■ **What this task involves**:
Please answer from the Radeon bug comments below: which vramlimit values did the commenter try that did not help?

■ **Text for analysis**:
○ ○ ○

Comment 16 Paul Wolneykien 2013-07-17 06:22:49 UTC

  Hi, there. I don't absolutely sure I've got the same issue, but at least, my problem is very close to one reported here.

System:
00:01.0 VGA compatible controller: Advanced Micro Devices, Inc. [AMD/ATI] Sumo [Radeon HD 6480G]
xorg-server-1.14.2-alt1
xorg-drv-radeon-7.1.0-alt2
Linux 3.9.10-std-def-alt1

I'm asking you to test the following thing, please: try to

modprobe radeon vramlimit=32

On my system it helps, but only a little: the X screen doesn't freeze, just highly corrupted. And VTs could be switched. The vramlimit=16 option works the same way, but any other value I've tried -- 64, 128 --- doesn't!

Does it mean something we can use to trace down this bug?

Comment 17 Paul Wolneykien 2013-07-17 06:27:04 UTC

Created attachment 82523 [details]
dmesg output, vramlimit=16, Xorg started

Attached the dmesg | grep 'radeon' after modprobe radeon vramlimit=16 and Xorg start (kdm).

○ ○ ○

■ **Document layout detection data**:

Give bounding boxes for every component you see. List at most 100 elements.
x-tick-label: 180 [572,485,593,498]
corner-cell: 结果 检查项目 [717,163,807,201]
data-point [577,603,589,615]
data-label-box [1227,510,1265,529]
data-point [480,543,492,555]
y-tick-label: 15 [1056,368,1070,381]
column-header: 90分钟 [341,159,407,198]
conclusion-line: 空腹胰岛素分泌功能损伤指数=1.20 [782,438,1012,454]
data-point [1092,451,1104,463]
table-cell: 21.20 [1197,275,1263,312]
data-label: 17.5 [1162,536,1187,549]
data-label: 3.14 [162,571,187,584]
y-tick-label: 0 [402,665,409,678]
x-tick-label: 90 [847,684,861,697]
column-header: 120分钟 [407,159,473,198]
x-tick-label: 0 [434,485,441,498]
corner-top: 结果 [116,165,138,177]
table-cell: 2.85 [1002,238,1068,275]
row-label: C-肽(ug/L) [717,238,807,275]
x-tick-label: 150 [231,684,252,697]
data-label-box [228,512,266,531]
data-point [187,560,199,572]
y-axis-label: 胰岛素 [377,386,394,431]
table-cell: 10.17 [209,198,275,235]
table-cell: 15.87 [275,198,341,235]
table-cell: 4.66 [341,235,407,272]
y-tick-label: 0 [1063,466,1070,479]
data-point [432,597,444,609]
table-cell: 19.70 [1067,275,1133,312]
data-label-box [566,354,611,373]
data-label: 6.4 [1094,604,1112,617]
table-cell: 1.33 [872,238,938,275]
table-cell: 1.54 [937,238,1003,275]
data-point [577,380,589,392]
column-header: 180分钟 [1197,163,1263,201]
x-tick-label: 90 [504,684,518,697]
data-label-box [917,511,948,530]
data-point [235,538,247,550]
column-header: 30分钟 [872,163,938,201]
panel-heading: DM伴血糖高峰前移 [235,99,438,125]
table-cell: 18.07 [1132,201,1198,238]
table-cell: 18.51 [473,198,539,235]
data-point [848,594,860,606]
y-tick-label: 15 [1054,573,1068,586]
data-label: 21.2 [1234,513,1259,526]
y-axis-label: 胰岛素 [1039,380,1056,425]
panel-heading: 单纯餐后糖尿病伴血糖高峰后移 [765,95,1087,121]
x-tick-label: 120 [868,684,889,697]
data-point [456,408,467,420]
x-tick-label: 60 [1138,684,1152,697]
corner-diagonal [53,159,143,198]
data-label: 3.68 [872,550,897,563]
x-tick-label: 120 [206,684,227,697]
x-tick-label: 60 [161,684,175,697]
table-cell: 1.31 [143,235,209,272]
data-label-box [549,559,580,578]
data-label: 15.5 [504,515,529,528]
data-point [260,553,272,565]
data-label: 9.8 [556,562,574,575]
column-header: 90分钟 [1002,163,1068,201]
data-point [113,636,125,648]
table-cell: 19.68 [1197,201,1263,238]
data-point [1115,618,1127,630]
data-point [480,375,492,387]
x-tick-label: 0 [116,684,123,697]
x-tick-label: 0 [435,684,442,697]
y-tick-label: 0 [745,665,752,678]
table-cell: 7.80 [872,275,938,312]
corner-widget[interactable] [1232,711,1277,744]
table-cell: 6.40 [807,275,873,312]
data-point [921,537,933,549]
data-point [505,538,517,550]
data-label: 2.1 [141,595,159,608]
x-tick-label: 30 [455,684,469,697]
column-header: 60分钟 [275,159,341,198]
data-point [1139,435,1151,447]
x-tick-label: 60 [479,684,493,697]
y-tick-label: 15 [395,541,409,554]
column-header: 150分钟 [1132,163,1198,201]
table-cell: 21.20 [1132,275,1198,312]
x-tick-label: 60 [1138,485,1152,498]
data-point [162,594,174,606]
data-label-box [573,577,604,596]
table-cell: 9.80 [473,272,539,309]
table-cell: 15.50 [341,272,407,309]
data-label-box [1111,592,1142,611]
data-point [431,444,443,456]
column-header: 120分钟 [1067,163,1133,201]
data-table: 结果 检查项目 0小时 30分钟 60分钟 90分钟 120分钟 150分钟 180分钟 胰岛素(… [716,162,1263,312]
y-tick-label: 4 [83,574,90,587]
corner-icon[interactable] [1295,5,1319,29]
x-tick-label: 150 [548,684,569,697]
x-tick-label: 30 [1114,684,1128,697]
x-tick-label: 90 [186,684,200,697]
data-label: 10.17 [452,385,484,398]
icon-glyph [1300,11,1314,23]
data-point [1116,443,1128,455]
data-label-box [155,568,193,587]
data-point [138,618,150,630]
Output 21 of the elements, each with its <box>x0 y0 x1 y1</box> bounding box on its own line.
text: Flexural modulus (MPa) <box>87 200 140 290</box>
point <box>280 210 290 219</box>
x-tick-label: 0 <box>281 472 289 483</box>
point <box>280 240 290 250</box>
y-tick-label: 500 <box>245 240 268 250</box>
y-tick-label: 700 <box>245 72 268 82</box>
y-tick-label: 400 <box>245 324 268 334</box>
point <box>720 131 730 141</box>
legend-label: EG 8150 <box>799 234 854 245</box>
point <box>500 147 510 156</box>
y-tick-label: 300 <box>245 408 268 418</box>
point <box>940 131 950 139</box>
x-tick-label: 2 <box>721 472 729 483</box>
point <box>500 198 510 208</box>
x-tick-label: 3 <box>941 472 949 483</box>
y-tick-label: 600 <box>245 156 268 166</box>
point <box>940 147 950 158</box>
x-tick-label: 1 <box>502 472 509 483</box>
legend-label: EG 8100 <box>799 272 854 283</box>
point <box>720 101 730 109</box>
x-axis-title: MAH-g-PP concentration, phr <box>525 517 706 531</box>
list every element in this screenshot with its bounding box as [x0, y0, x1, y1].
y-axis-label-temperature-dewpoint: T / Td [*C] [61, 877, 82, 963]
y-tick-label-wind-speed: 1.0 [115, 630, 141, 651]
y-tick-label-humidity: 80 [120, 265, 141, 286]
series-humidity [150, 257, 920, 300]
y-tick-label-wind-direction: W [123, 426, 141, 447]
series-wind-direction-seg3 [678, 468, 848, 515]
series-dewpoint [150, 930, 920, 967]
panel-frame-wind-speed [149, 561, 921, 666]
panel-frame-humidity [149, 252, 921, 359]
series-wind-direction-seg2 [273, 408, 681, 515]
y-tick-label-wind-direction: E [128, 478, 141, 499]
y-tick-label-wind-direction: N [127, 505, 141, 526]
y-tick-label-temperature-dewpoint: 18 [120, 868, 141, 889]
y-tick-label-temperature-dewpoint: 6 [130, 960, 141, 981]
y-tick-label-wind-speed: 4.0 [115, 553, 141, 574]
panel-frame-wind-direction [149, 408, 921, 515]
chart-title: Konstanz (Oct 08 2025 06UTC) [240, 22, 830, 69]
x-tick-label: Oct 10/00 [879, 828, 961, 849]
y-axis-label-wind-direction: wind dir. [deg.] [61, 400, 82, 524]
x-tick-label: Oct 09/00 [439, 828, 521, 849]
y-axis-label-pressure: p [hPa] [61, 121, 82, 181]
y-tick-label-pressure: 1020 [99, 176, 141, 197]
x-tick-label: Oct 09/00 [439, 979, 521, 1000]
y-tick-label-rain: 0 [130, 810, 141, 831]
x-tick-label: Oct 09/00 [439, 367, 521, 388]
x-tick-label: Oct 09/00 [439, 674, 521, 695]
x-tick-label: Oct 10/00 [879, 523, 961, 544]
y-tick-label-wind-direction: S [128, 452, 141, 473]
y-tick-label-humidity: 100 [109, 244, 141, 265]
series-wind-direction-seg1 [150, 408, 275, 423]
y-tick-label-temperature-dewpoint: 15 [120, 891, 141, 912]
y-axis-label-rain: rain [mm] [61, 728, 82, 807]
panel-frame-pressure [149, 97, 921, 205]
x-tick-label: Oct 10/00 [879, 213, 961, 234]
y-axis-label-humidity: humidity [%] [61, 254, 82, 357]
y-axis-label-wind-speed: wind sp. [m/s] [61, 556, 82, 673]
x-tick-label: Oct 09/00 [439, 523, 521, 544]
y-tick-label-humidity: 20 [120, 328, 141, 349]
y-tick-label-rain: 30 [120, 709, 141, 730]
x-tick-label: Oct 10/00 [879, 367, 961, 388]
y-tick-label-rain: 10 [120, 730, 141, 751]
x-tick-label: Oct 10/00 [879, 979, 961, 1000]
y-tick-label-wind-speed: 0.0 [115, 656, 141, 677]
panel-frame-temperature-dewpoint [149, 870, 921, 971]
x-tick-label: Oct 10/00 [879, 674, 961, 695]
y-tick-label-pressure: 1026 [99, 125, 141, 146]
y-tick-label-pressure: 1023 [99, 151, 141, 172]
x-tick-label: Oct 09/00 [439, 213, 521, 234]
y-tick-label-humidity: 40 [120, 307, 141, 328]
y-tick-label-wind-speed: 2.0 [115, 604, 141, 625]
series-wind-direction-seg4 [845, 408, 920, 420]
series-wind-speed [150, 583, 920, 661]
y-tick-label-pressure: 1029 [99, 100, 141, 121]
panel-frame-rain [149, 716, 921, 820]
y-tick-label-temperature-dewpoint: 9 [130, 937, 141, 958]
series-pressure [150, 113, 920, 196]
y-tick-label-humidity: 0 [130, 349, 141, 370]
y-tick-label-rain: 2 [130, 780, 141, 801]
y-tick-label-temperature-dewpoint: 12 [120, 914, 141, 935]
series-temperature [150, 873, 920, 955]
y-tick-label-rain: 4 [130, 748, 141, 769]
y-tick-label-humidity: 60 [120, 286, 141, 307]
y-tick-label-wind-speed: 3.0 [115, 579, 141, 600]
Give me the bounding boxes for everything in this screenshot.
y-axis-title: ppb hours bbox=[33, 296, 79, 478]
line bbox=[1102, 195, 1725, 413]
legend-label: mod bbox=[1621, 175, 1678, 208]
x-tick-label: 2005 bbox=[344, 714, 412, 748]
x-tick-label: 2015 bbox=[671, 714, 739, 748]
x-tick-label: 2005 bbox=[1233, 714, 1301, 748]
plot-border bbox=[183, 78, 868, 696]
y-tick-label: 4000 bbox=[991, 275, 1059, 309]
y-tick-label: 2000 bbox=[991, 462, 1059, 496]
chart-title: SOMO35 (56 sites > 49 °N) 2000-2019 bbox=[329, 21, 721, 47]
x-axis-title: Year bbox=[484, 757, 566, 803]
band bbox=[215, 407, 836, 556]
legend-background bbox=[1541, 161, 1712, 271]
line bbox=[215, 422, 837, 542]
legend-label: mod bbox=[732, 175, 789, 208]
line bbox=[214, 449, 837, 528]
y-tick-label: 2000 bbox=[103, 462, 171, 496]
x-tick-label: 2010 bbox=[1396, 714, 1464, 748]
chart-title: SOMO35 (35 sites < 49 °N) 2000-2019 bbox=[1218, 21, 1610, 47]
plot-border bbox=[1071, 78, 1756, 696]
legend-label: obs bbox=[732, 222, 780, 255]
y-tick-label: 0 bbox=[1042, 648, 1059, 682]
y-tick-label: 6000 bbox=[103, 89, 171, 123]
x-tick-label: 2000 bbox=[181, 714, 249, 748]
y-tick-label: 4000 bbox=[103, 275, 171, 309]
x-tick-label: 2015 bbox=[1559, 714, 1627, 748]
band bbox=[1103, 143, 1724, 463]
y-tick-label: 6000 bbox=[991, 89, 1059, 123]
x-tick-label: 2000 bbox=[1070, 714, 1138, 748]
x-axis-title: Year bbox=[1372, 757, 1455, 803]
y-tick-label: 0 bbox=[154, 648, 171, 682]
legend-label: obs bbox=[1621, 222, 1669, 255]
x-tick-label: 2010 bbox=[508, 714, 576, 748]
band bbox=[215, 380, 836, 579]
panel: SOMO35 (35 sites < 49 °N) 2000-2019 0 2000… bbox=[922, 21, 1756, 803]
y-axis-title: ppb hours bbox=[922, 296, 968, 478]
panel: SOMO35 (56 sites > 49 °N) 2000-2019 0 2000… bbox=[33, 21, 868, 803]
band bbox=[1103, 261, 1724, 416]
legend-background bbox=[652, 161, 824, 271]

○ ○ ○

■ **Problem solution**:
64 and 128.